DESCRIPTION OF THE TASK:
Type out the records that follow, exactly as given.

-------

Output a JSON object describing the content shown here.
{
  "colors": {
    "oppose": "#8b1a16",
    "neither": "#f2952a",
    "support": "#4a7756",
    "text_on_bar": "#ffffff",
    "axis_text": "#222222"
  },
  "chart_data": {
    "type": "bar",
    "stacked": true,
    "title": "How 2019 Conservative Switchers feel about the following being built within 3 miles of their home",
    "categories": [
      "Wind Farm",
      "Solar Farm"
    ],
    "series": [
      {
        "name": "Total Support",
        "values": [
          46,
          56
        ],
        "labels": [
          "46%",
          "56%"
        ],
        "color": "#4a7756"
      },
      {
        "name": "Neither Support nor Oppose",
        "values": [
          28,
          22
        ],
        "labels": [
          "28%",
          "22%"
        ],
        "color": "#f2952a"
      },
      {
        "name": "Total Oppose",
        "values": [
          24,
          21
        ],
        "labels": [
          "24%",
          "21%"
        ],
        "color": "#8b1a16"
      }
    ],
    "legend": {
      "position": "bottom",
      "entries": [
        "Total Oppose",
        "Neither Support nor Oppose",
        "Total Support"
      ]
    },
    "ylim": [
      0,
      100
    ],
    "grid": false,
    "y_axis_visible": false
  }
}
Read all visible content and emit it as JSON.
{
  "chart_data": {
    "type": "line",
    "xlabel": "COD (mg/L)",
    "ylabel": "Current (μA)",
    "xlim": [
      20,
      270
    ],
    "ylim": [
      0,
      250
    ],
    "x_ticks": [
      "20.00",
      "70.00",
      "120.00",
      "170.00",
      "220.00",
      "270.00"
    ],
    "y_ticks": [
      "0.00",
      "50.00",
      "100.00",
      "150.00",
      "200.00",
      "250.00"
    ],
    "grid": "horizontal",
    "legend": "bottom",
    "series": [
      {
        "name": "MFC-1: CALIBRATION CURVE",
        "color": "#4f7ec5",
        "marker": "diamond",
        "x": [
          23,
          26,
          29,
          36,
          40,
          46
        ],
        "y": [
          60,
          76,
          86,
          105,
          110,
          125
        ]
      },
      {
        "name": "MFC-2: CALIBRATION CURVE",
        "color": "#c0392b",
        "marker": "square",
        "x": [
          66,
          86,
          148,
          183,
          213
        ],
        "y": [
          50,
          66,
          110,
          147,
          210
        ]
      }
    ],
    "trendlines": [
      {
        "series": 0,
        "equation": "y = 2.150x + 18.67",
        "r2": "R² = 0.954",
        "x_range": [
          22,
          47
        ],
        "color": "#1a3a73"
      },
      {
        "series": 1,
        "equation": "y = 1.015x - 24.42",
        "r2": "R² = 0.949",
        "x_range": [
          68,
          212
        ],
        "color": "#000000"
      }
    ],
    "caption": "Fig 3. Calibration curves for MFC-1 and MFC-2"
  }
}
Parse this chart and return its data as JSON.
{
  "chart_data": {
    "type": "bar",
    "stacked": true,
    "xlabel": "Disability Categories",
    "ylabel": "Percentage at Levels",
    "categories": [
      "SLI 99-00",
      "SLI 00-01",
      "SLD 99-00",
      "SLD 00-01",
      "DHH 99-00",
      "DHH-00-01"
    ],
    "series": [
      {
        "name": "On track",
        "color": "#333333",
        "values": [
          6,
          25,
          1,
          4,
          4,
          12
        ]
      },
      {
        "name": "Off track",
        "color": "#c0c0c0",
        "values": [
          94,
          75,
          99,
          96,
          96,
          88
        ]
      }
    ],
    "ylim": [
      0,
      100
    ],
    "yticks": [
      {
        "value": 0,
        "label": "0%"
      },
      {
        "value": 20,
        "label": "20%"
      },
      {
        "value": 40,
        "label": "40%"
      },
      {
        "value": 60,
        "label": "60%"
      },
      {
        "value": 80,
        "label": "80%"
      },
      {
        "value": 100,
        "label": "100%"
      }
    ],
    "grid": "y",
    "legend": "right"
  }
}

-------

ANSWER TO THIS TASK:
Output a JSON object describing the content shown here.
{
  "colors": {
    "oppose": "#8b1a16",
    "neither": "#f2952a",
    "support": "#4a7756",
    "text_on_bar": "#ffffff",
    "axis_text": "#222222"
  },
  "chart_data": {
    "type": "bar",
    "stacked": true,
    "title": "How 2019 Conservative Switchers feel about the following being built within 3 miles of their home",
    "categories": [
      "Wind Farm",
      "Solar Farm"
    ],
    "series": [
      {
        "name": "Total Support",
        "values": [
          46,
          56
        ],
        "labels": [
          "46%",
          "56%"
        ],
        "color": "#4a7756"
      },
      {
        "name": "Neither Support nor Oppose",
        "values": [
          28,
          22
        ],
        "labels": [
          "28%",
          "22%"
        ],
        "color": "#f2952a"
      },
      {
        "name": "Total Oppose",
        "values": [
          24,
          21
        ],
        "labels": [
          "24%",
          "21%"
        ],
        "color": "#8b1a16"
      }
    ],
    "legend": {
      "position": "bottom",
      "entries": [
        "Total Oppose",
        "Neither Support nor Oppose",
        "Total Support"
      ]
    },
    "ylim": [
      0,
      100
    ],
    "grid": false,
    "y_axis_visible": false
  }
}
Read all visible content and emit it as JSON.
{
  "chart_data": {
    "type": "line",
    "xlabel": "COD (mg/L)",
    "ylabel": "Current (μA)",
    "xlim": [
      20,
      270
    ],
    "ylim": [
      0,
      250
    ],
    "x_ticks": [
      "20.00",
      "70.00",
      "120.00",
      "170.00",
      "220.00",
      "270.00"
    ],
    "y_ticks": [
      "0.00",
      "50.00",
      "100.00",
      "150.00",
      "200.00",
      "250.00"
    ],
    "grid": "horizontal",
    "legend": "bottom",
    "series": [
      {
        "name": "MFC-1: CALIBRATION CURVE",
        "color": "#4f7ec5",
        "marker": "diamond",
        "x": [
          23,
          26,
          29,
          36,
          40,
          46
        ],
        "y": [
          60,
          76,
          86,
          105,
          110,
          125
        ]
      },
      {
        "name": "MFC-2: CALIBRATION CURVE",
        "color": "#c0392b",
        "marker": "square",
        "x": [
          66,
          86,
          148,
          183,
          213
        ],
        "y": [
          50,
          66,
          110,
          147,
          210
        ]
      }
    ],
    "trendlines": [
      {
        "series": 0,
        "equation": "y = 2.150x + 18.67",
        "r2": "R² = 0.954",
        "x_range": [
          22,
          47
        ],
        "color": "#1a3a73"
      },
      {
        "series": 1,
        "equation": "y = 1.015x - 24.42",
        "r2": "R² = 0.949",
        "x_range": [
          68,
          212
        ],
        "color": "#000000"
      }
    ],
    "caption": "Fig 3. Calibration curves for MFC-1 and MFC-2"
  }
}
Parse this chart and return its data as JSON.
{
  "chart_data": {
    "type": "bar",
    "stacked": true,
    "xlabel": "Disability Categories",
    "ylabel": "Percentage at Levels",
    "categories": [
      "SLI 99-00",
      "SLI 00-01",
      "SLD 99-00",
      "SLD 00-01",
      "DHH 99-00",
      "DHH-00-01"
    ],
    "series": [
      {
        "name": "On track",
        "color": "#333333",
        "values": [
          6,
          25,
          1,
          4,
          4,
          12
        ]
      },
      {
        "name": "Off track",
        "color": "#c0c0c0",
        "values": [
          94,
          75,
          99,
          96,
          96,
          88
        ]
      }
    ],
    "ylim": [
      0,
      100
    ],
    "yticks": [
      {
        "value": 0,
        "label": "0%"
      },
      {
        "value": 20,
        "label": "20%"
      },
      {
        "value": 40,
        "label": "40%"
      },
      {
        "value": 60,
        "label": "60%"
      },
      {
        "value": 80,
        "label": "80%"
      },
      {
        "value": 100,
        "label": "100%"
      }
    ],
    "grid": "y",
    "legend": "right"
  }
}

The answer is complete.